THE EXERCISE = Locate every line below that contains the word "content" and copy it.
*** EXERCISE INPUT ***
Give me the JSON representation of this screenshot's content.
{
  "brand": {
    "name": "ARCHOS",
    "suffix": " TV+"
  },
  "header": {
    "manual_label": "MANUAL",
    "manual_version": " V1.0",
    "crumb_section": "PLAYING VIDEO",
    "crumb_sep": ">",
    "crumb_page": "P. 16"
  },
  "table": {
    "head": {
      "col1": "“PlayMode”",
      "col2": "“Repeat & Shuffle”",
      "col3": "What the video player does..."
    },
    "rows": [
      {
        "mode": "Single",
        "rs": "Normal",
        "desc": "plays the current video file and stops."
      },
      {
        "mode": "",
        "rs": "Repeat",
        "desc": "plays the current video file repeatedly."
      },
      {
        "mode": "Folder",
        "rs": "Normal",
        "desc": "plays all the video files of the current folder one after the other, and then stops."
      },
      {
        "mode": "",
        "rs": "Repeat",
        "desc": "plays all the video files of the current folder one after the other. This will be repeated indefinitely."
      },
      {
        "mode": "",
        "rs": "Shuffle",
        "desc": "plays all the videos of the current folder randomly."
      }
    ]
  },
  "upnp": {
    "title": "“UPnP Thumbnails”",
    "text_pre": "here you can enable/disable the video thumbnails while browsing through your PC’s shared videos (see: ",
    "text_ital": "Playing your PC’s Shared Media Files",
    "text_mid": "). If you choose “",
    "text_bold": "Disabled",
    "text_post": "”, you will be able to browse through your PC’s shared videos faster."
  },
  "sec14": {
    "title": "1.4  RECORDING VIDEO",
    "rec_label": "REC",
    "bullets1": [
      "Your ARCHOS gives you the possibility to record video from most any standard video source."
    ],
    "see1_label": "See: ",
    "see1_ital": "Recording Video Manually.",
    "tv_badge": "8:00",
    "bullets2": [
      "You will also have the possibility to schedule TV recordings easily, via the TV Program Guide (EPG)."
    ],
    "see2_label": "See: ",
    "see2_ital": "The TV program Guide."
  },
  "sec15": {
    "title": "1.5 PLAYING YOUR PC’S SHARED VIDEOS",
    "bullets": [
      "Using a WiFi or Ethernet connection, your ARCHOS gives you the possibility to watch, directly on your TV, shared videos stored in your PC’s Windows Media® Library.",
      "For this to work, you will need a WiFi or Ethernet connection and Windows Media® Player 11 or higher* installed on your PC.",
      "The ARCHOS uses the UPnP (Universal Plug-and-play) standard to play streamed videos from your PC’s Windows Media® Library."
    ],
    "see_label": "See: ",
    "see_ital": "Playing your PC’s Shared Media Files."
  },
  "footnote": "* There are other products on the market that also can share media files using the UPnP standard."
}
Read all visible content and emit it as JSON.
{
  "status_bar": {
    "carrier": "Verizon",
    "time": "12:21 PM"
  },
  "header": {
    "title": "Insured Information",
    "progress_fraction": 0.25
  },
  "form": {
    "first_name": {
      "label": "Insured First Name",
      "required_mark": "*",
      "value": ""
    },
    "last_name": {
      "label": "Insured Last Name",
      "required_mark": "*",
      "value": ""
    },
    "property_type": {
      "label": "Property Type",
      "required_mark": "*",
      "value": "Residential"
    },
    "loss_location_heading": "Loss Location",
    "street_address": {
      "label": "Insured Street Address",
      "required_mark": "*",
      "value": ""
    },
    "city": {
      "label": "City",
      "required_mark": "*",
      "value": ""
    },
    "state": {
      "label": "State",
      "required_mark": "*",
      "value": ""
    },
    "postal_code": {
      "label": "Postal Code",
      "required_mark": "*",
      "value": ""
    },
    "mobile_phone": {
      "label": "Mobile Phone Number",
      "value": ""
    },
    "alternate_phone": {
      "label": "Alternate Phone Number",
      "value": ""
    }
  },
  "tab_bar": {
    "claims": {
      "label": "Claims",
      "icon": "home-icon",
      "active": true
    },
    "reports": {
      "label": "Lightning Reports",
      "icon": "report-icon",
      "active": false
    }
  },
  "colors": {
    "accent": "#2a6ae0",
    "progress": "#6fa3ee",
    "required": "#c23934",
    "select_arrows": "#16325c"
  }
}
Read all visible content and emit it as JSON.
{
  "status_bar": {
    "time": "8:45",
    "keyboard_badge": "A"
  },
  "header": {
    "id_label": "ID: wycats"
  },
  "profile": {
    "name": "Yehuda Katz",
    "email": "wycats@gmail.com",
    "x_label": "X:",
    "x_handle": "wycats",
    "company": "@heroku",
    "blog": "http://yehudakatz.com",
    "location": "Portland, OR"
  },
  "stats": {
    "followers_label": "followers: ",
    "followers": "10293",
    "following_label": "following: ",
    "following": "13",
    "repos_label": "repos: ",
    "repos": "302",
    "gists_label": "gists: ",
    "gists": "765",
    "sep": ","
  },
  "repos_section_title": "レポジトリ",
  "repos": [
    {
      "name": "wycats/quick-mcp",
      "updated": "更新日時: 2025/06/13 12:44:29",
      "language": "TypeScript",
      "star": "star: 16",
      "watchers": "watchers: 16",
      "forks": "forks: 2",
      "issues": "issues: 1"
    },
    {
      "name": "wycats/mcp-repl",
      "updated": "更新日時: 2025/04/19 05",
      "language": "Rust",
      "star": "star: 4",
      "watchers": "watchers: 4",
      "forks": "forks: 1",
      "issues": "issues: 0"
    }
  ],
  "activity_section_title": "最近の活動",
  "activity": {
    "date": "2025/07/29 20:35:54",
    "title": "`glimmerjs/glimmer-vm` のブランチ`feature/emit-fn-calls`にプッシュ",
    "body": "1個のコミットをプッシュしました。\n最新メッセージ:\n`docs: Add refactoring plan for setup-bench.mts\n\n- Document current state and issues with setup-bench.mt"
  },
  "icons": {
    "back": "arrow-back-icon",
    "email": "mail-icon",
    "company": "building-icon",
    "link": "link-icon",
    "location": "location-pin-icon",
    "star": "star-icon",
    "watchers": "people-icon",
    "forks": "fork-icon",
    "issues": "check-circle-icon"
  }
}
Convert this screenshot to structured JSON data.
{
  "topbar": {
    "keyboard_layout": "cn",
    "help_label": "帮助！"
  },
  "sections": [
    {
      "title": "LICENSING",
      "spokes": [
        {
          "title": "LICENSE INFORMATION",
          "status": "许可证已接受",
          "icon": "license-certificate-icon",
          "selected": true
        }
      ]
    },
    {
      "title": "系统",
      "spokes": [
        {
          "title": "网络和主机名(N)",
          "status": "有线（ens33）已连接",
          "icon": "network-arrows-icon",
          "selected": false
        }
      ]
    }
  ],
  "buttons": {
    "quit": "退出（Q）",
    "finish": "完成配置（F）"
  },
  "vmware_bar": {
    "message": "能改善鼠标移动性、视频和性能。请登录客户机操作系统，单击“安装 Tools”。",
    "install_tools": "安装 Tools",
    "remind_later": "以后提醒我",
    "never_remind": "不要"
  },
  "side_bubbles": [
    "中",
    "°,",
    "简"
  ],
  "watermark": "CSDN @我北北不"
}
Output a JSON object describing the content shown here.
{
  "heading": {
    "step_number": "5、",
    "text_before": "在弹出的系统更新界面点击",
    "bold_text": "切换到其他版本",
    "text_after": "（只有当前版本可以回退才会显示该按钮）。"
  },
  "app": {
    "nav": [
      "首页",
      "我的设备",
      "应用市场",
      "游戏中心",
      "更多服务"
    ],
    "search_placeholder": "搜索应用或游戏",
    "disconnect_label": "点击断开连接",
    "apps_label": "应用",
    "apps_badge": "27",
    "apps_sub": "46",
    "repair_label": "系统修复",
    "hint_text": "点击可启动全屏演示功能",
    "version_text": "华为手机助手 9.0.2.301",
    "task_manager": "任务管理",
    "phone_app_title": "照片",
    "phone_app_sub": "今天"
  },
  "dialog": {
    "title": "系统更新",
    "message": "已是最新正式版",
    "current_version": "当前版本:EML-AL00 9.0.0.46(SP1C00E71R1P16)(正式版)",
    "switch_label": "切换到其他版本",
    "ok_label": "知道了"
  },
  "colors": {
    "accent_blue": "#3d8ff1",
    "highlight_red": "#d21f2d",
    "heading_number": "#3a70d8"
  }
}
***
SOLVED EXERCISE =
Give me the JSON representation of this screenshot's content.
Read all visible content and emit it as JSON.
Read all visible content and emit it as JSON.
Output a JSON object describing the content shown here.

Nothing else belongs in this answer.